_DATASET RECORDS_:
↓

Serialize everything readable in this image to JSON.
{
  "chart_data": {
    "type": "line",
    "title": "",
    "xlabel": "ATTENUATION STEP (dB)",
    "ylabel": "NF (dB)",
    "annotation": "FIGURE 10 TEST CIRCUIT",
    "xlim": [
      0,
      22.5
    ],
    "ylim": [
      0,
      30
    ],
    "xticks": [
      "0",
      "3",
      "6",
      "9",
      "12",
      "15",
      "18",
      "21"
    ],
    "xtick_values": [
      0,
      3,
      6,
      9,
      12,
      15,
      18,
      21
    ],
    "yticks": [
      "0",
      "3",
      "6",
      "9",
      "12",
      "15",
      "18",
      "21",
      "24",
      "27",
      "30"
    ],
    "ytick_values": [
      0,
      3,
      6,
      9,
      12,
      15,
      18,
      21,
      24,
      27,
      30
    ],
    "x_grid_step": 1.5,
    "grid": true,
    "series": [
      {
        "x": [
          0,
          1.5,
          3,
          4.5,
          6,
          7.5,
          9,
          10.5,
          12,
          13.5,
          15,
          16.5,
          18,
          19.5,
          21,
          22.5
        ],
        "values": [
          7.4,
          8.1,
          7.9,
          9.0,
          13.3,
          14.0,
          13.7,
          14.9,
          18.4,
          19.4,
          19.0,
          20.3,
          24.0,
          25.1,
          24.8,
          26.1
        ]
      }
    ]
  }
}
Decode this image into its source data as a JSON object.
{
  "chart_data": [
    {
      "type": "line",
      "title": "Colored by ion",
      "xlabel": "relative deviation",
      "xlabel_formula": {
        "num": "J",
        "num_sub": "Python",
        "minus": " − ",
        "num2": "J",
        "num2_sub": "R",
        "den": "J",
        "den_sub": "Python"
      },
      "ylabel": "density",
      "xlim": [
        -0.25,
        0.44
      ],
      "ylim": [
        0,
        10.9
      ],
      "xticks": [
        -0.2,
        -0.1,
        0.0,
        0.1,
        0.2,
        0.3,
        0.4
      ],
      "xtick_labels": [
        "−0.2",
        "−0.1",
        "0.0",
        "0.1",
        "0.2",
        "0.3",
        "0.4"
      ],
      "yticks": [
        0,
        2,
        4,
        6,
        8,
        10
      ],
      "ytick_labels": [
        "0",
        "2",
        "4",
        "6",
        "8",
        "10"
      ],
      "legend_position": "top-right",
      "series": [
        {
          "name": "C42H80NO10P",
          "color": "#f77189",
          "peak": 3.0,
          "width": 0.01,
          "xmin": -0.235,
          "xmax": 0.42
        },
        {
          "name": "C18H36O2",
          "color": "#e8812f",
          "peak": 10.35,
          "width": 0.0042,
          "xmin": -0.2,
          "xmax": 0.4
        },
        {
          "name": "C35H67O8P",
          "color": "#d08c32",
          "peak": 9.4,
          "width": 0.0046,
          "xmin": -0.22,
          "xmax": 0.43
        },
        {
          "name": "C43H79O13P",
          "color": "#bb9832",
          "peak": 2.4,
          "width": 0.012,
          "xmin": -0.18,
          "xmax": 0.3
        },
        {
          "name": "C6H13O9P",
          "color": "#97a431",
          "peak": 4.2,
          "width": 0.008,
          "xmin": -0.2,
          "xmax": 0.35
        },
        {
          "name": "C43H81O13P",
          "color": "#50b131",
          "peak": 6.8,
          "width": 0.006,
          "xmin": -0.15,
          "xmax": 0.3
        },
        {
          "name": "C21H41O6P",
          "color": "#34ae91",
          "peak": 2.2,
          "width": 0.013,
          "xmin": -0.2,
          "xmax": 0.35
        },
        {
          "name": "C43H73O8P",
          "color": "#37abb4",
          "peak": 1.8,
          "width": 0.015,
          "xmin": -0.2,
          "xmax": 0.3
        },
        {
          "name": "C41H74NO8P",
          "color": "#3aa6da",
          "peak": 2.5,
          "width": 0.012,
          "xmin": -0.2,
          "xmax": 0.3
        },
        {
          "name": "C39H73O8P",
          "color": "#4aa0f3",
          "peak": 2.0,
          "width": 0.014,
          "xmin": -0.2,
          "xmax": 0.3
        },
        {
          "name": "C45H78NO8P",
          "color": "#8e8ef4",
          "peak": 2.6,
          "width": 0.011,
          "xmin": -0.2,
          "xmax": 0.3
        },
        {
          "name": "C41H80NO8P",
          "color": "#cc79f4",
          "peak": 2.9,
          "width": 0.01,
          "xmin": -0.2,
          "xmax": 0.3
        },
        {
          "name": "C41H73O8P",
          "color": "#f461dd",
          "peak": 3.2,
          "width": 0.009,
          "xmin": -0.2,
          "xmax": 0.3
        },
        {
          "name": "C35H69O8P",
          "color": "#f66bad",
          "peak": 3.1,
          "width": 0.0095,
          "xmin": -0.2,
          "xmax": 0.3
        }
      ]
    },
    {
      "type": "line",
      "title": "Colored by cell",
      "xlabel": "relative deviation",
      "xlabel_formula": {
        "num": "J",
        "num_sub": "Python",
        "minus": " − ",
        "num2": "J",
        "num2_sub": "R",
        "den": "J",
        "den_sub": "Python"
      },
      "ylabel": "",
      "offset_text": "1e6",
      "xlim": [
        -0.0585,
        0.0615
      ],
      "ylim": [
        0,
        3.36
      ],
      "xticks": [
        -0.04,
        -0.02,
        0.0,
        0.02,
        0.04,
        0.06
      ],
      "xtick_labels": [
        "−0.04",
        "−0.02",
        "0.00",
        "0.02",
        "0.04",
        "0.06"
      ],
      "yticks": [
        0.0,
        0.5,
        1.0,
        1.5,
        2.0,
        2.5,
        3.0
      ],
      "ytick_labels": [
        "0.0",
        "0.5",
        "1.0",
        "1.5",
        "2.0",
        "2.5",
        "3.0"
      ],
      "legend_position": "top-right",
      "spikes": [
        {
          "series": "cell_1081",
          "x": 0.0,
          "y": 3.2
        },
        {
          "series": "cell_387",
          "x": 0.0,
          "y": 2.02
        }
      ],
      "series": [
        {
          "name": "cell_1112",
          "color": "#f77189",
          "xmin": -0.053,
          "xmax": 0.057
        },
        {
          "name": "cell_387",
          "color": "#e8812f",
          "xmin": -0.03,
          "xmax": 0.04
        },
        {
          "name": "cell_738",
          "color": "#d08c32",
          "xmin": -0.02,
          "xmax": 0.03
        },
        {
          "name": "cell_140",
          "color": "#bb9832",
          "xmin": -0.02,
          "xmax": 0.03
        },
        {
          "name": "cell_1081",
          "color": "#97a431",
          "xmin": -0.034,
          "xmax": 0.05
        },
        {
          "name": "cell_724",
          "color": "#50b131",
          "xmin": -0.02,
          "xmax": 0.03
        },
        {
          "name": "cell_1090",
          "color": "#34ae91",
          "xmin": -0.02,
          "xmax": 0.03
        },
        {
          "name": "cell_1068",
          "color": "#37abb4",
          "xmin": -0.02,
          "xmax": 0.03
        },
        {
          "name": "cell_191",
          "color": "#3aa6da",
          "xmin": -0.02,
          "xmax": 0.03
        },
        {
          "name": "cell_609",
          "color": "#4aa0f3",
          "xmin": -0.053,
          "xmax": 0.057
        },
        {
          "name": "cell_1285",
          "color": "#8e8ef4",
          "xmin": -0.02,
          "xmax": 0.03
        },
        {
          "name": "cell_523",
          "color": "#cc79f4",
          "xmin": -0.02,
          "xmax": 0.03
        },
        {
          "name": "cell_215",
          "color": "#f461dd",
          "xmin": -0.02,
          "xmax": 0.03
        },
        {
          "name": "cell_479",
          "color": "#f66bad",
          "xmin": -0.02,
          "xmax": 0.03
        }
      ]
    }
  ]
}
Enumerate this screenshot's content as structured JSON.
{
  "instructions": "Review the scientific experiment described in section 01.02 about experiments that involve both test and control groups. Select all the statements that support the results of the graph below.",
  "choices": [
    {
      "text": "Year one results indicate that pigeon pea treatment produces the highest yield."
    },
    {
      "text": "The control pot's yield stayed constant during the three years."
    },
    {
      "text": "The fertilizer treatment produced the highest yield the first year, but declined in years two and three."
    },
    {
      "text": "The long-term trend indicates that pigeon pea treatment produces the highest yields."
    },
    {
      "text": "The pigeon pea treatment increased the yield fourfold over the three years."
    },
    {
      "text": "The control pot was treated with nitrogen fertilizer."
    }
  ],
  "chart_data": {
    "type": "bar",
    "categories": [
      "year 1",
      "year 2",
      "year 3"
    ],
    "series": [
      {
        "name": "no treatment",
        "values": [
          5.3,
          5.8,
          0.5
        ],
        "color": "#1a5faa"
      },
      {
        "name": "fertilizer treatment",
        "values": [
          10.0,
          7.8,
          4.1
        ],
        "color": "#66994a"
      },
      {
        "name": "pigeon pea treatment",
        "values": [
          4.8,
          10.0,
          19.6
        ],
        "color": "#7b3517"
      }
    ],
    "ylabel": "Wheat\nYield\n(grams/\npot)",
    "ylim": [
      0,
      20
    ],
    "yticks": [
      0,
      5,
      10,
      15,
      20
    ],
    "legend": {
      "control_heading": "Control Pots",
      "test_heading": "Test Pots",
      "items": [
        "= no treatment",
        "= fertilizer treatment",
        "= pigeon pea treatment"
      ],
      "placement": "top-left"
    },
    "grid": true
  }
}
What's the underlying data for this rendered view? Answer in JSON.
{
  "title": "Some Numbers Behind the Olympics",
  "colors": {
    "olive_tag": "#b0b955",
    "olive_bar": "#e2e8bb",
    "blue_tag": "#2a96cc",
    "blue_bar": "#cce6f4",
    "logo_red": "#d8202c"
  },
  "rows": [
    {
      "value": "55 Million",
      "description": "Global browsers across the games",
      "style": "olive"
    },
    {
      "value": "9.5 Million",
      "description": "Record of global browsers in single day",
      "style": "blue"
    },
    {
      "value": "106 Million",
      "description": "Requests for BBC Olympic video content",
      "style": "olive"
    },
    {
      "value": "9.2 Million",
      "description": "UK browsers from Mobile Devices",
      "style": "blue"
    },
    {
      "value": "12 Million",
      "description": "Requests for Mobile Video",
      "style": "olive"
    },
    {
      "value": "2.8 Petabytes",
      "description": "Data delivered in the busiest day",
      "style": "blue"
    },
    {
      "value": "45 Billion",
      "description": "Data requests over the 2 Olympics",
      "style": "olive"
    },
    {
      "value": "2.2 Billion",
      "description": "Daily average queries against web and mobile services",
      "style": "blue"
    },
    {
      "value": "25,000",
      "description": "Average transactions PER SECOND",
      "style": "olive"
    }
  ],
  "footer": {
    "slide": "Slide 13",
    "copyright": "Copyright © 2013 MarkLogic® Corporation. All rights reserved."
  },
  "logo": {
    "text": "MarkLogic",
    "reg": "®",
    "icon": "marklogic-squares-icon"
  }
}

↑

_EXERCISE_: In the entries above, find the line containing "What's the underlying". Set down that line and every line after it through the last one, exactly and alone.

_THE RESPONSE_:
What's the underlying data for this rendered view? Answer in JSON.
{
  "title": "Some Numbers Behind the Olympics",
  "colors": {
    "olive_tag": "#b0b955",
    "olive_bar": "#e2e8bb",
    "blue_tag": "#2a96cc",
    "blue_bar": "#cce6f4",
    "logo_red": "#d8202c"
  },
  "rows": [
    {
      "value": "55 Million",
      "description": "Global browsers across the games",
      "style": "olive"
    },
    {
      "value": "9.5 Million",
      "description": "Record of global browsers in single day",
      "style": "blue"
    },
    {
      "value": "106 Million",
      "description": "Requests for BBC Olympic video content",
      "style": "olive"
    },
    {
      "value": "9.2 Million",
      "description": "UK browsers from Mobile Devices",
      "style": "blue"
    },
    {
      "value": "12 Million",
      "description": "Requests for Mobile Video",
      "style": "olive"
    },
    {
      "value": "2.8 Petabytes",
      "description": "Data delivered in the busiest day",
      "style": "blue"
    },
    {
      "value": "45 Billion",
      "description": "Data requests over the 2 Olympics",
      "style": "olive"
    },
    {
      "value": "2.2 Billion",
      "description": "Daily average queries against web and mobile services",
      "style": "blue"
    },
    {
      "value": "25,000",
      "description": "Average transactions PER SECOND",
      "style": "olive"
    }
  ],
  "footer": {
    "slide": "Slide 13",
    "copyright": "Copyright © 2013 MarkLogic® Corporation. All rights reserved."
  },
  "logo": {
    "text": "MarkLogic",
    "reg": "®",
    "icon": "marklogic-squares-icon"
  }
}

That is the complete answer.